DATA LINES —
--------------------------------
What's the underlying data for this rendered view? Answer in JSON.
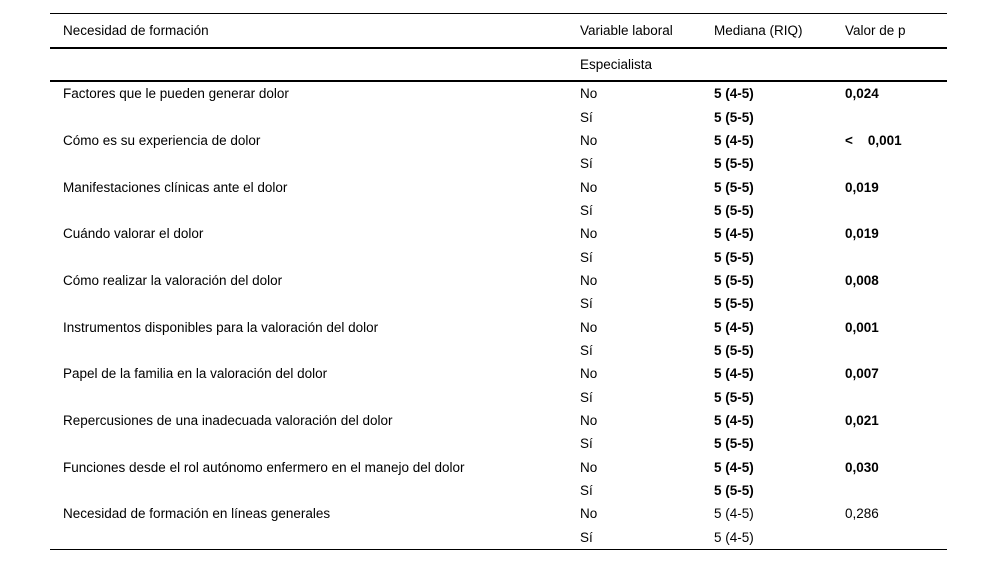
{
  "table": {
    "columns": [
      "Necesidad de formación",
      "Variable laboral",
      "Mediana (RIQ)",
      "Valor de p"
    ],
    "subheader": "Especialista",
    "rows": [
      {
        "need": "Factores que le pueden generar dolor",
        "variable": "No",
        "median": "5 (4-5)",
        "p": "0,024",
        "bold": true
      },
      {
        "need": "",
        "variable": "Sí",
        "median": "5 (5-5)",
        "p": "",
        "bold": true
      },
      {
        "need": "Cómo es su experiencia de dolor",
        "variable": "No",
        "median": "5 (4-5)",
        "p": "<    0,001",
        "bold": true
      },
      {
        "need": "",
        "variable": "Sí",
        "median": "5 (5-5)",
        "p": "",
        "bold": true
      },
      {
        "need": "Manifestaciones clínicas ante el dolor",
        "variable": "No",
        "median": "5 (5-5)",
        "p": "0,019",
        "bold": true
      },
      {
        "need": "",
        "variable": "Sí",
        "median": "5 (5-5)",
        "p": "",
        "bold": true
      },
      {
        "need": "Cuándo valorar el dolor",
        "variable": "No",
        "median": "5 (4-5)",
        "p": "0,019",
        "bold": true
      },
      {
        "need": "",
        "variable": "Sí",
        "median": "5 (5-5)",
        "p": "",
        "bold": true
      },
      {
        "need": "Cómo realizar la valoración del dolor",
        "variable": "No",
        "median": "5 (5-5)",
        "p": "0,008",
        "bold": true
      },
      {
        "need": "",
        "variable": "Sí",
        "median": "5 (5-5)",
        "p": "",
        "bold": true
      },
      {
        "need": "Instrumentos disponibles para la valoración del dolor",
        "variable": "No",
        "median": "5 (4-5)",
        "p": "0,001",
        "bold": true
      },
      {
        "need": "",
        "variable": "Sí",
        "median": "5 (5-5)",
        "p": "",
        "bold": true
      },
      {
        "need": "Papel de la familia en la valoración del dolor",
        "variable": "No",
        "median": "5 (4-5)",
        "p": "0,007",
        "bold": true
      },
      {
        "need": "",
        "variable": "Sí",
        "median": "5 (5-5)",
        "p": "",
        "bold": true
      },
      {
        "need": "Repercusiones de una inadecuada valoración del dolor",
        "variable": "No",
        "median": "5 (4-5)",
        "p": "0,021",
        "bold": true
      },
      {
        "need": "",
        "variable": "Sí",
        "median": "5 (5-5)",
        "p": "",
        "bold": true
      },
      {
        "need": "Funciones desde el rol autónomo enfermero en el manejo del dolor",
        "variable": "No",
        "median": "5 (4-5)",
        "p": "0,030",
        "bold": true
      },
      {
        "need": "",
        "variable": "Sí",
        "median": "5 (5-5)",
        "p": "",
        "bold": true
      },
      {
        "need": "Necesidad de formación en líneas generales",
        "variable": "No",
        "median": "5 (4-5)",
        "p": "0,286",
        "bold": false
      },
      {
        "need": "",
        "variable": "Sí",
        "median": "5 (4-5)",
        "p": "",
        "bold": false
      }
    ]
  },
  "colors": {
    "background": "#ffffff",
    "text": "#000000",
    "rule": "#000000"
  }
}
--------------------------------
EXERCISE DESCRIPTION —
Each line of the data should be quoted exactly, with pictures left out.

FINAL RESULT —
What's the underlying data for this rendered view? Answer in JSON.
{
  "table": {
    "columns": [
      "Necesidad de formación",
      "Variable laboral",
      "Mediana (RIQ)",
      "Valor de p"
    ],
    "subheader": "Especialista",
    "rows": [
      {
        "need": "Factores que le pueden generar dolor",
        "variable": "No",
        "median": "5 (4-5)",
        "p": "0,024",
        "bold": true
      },
      {
        "need": "",
        "variable": "Sí",
        "median": "5 (5-5)",
        "p": "",
        "bold": true
      },
      {
        "need": "Cómo es su experiencia de dolor",
        "variable": "No",
        "median": "5 (4-5)",
        "p": "<    0,001",
        "bold": true
      },
      {
        "need": "",
        "variable": "Sí",
        "median": "5 (5-5)",
        "p": "",
        "bold": true
      },
      {
        "need": "Manifestaciones clínicas ante el dolor",
        "variable": "No",
        "median": "5 (5-5)",
        "p": "0,019",
        "bold": true
      },
      {
        "need": "",
        "variable": "Sí",
        "median": "5 (5-5)",
        "p": "",
        "bold": true
      },
      {
        "need": "Cuándo valorar el dolor",
        "variable": "No",
        "median": "5 (4-5)",
        "p": "0,019",
        "bold": true
      },
      {
        "need": "",
        "variable": "Sí",
        "median": "5 (5-5)",
        "p": "",
        "bold": true
      },
      {
        "need": "Cómo realizar la valoración del dolor",
        "variable": "No",
        "median": "5 (5-5)",
        "p": "0,008",
        "bold": true
      },
      {
        "need": "",
        "variable": "Sí",
        "median": "5 (5-5)",
        "p": "",
        "bold": true
      },
      {
        "need": "Instrumentos disponibles para la valoración del dolor",
        "variable": "No",
        "median": "5 (4-5)",
        "p": "0,001",
        "bold": true
      },
      {
        "need": "",
        "variable": "Sí",
        "median": "5 (5-5)",
        "p": "",
        "bold": true
      },
      {
        "need": "Papel de la familia en la valoración del dolor",
        "variable": "No",
        "median": "5 (4-5)",
        "p": "0,007",
        "bold": true
      },
      {
        "need": "",
        "variable": "Sí",
        "median": "5 (5-5)",
        "p": "",
        "bold": true
      },
      {
        "need": "Repercusiones de una inadecuada valoración del dolor",
        "variable": "No",
        "median": "5 (4-5)",
        "p": "0,021",
        "bold": true
      },
      {
        "need": "",
        "variable": "Sí",
        "median": "5 (5-5)",
        "p": "",
        "bold": true
      },
      {
        "need": "Funciones desde el rol autónomo enfermero en el manejo del dolor",
        "variable": "No",
        "median": "5 (4-5)",
        "p": "0,030",
        "bold": true
      },
      {
        "need": "",
        "variable": "Sí",
        "median": "5 (5-5)",
        "p": "",
        "bold": true
      },
      {
        "need": "Necesidad de formación en líneas generales",
        "variable": "No",
        "median": "5 (4-5)",
        "p": "0,286",
        "bold": false
      },
      {
        "need": "",
        "variable": "Sí",
        "median": "5 (4-5)",
        "p": "",
        "bold": false
      }
    ]
  },
  "colors": {
    "background": "#ffffff",
    "text": "#000000",
    "rule": "#000000"
  }
}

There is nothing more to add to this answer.